=== Provided data ===

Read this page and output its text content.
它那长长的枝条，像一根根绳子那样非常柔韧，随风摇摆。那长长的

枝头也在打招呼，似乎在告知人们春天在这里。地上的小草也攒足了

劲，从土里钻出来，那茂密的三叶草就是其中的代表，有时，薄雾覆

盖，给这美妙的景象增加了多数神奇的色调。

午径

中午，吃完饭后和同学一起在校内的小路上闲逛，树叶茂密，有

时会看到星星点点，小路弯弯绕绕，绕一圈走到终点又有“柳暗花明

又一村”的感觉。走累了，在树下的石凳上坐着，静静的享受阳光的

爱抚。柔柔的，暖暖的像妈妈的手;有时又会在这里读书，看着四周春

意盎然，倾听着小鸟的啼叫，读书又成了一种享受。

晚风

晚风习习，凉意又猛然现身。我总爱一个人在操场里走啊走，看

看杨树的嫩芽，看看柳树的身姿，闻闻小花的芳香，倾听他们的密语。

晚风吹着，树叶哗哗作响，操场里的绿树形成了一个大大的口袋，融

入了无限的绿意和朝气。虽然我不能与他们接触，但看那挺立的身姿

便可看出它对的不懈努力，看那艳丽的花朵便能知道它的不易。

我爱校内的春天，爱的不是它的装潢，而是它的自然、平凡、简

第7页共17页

===

→ Your goal: Repeat the listing in full, keeping every line exactly as it is.

→ Correct answer:
Read this page and output its text content.
它那长长的枝条，像一根根绳子那样非常柔韧，随风摇摆。那长长的

枝头也在打招呼，似乎在告知人们春天在这里。地上的小草也攒足了

劲，从土里钻出来，那茂密的三叶草就是其中的代表，有时，薄雾覆

盖，给这美妙的景象增加了多数神奇的色调。

午径

中午，吃完饭后和同学一起在校内的小路上闲逛，树叶茂密，有

时会看到星星点点，小路弯弯绕绕，绕一圈走到终点又有“柳暗花明

又一村”的感觉。走累了，在树下的石凳上坐着，静静的享受阳光的

爱抚。柔柔的，暖暖的像妈妈的手;有时又会在这里读书，看着四周春

意盎然，倾听着小鸟的啼叫，读书又成了一种享受。

晚风

晚风习习，凉意又猛然现身。我总爱一个人在操场里走啊走，看

看杨树的嫩芽，看看柳树的身姿，闻闻小花的芳香，倾听他们的密语。

晚风吹着，树叶哗哗作响，操场里的绿树形成了一个大大的口袋，融

入了无限的绿意和朝气。虽然我不能与他们接触，但看那挺立的身姿

便可看出它对的不懈努力，看那艳丽的花朵便能知道它的不易。

我爱校内的春天，爱的不是它的装潢，而是它的自然、平凡、简

第7页共17页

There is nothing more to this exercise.